» Document segment
************

The following discussion of the background of the invention is merely provided to aid the reader in understanding the invention and is not admitted to describe or constitute prior art to the present invention.
Surgery, radiation therapy, and chemotherapy have been the standard accepted approaches for treatment of cancers including leukemia, solid tumors, and metastases. Immunotherapy (sometimes called biological therapy, biotherapy, or biological response modifier therapy), which uses the body's immune system, either directly or indirectly, to shrink or eradicate cancer has been studied for many years as an adjunct to conventional cancer therapy. It is believed that the human immune system is an untapped resource for cancer therapy and that effective treatment can be developed once the components of the immune system are properly harnessed. As key immunoregulatory molecules and signals of immunity are identified and prepared as therapeutic reagents, the clinical effectiveness of such reagents can be tested using well-known cancer models. Immunotherapeutic strategies include administration of vaccines, activated cells, antibodies, cytokines, chemokines, as well as small molecular inhibitors, anti-sense oligonucleotides, and gene therapy (Mocellin, et al., Cancer Immunol. & Immunother. (2002) 51: 583-595; Dy, et al., J. Clin. Oncol. (2002) 20: 2881-2894, 2002).

************

» Exercise goal
Can you output the whole background passage on cancer immunotherapy, word for word? The material after this point comes from an unrelated source.

» Entries supplied
************

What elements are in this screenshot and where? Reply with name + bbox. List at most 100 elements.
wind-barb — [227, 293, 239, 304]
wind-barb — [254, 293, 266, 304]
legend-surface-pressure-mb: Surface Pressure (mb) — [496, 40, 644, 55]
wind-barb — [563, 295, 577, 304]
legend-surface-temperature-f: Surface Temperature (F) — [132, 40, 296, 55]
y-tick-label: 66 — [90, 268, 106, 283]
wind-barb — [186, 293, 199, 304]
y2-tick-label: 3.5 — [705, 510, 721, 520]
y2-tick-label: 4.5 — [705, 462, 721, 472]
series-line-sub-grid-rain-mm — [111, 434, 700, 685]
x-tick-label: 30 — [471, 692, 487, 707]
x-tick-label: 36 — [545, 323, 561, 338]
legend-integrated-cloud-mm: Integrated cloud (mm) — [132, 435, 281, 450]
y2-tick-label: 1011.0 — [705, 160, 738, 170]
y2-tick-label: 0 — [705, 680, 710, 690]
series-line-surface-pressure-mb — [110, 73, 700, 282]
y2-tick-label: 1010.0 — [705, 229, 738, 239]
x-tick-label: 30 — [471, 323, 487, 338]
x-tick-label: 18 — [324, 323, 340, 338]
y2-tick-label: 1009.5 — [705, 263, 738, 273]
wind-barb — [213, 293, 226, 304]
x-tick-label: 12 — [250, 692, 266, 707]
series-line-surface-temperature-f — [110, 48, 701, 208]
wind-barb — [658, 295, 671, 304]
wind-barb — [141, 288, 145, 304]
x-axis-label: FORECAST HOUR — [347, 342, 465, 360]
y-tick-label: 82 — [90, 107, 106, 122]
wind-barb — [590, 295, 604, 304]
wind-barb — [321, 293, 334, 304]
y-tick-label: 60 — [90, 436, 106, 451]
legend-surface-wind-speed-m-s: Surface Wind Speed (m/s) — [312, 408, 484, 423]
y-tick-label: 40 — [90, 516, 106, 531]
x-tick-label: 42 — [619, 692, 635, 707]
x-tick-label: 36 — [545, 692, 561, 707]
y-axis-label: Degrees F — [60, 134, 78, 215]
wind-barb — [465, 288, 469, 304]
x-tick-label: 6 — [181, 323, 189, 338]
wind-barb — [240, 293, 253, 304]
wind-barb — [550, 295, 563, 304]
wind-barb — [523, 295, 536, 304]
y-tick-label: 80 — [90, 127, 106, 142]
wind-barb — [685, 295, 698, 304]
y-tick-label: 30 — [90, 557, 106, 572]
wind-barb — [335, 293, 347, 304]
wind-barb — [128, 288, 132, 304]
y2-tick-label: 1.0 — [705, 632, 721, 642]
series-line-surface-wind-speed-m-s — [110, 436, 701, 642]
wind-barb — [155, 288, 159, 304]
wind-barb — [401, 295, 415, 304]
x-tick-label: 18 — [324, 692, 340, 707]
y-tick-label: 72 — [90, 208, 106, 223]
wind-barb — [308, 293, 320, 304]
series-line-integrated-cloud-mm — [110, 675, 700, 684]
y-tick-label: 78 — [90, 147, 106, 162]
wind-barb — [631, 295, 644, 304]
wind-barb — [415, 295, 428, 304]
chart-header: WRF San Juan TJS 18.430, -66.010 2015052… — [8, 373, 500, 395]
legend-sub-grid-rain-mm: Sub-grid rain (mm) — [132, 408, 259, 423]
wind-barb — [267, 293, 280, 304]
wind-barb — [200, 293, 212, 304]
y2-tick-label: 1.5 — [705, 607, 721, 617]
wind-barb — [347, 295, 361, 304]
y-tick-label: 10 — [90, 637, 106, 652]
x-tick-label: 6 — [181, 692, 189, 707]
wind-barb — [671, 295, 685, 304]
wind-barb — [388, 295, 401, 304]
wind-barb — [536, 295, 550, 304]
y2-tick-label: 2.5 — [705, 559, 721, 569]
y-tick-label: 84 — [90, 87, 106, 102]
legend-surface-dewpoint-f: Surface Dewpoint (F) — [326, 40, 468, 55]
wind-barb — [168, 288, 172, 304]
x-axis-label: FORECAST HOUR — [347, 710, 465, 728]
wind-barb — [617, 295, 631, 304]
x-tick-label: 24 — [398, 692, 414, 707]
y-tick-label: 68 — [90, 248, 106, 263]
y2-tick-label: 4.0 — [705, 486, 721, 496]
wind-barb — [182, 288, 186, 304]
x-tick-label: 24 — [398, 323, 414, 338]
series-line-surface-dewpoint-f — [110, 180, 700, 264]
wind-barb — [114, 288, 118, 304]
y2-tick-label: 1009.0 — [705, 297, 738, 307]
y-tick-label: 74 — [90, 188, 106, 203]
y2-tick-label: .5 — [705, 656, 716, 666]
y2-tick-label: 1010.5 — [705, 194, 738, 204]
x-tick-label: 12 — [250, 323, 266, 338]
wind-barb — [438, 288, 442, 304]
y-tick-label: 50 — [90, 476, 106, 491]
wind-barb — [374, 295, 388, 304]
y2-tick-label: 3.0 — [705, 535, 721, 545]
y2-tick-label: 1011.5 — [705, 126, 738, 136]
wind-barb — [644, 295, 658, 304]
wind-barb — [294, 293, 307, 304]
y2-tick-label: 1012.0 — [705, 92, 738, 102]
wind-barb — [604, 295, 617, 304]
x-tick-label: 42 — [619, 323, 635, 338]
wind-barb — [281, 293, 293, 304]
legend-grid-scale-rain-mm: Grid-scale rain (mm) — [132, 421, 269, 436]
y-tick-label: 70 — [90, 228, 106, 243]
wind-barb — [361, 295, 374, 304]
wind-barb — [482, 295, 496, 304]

************

» Exercise solution
The following discussion of the background of the invention is merely provided to aid the reader in understanding the invention and is not admitted to describe or constitute prior art to the present invention.
Surgery, radiation therapy, and chemotherapy have been the standard accepted approaches for treatment of cancers including leukemia, solid tumors, and metastases. Immunotherapy (sometimes called biological therapy, biotherapy, or biological response modifier therapy), which uses the body's immune system, either directly or indirectly, to shrink or eradicate cancer has been studied for many years as an adjunct to conventional cancer therapy. It is believed that the human immune system is an untapped resource for cancer therapy and that effective treatment can be developed once the components of the immune system are properly harnessed. As key immunoregulatory molecules and signals of immunity are identified and prepared as therapeutic reagents, the clinical effectiveness of such reagents can be tested using well-known cancer models. Immunotherapeutic strategies include administration of vaccines, activated cells, antibodies, cytokines, chemokines, as well as small molecular inhibitors, anti-sense oligonucleotides, and gene therapy (Mocellin, et al., Cancer Immunol. & Immunother. (2002) 51: 583-595; Dy, et al., J. Clin. Oncol. (2002) 20: 2881-2894, 2002).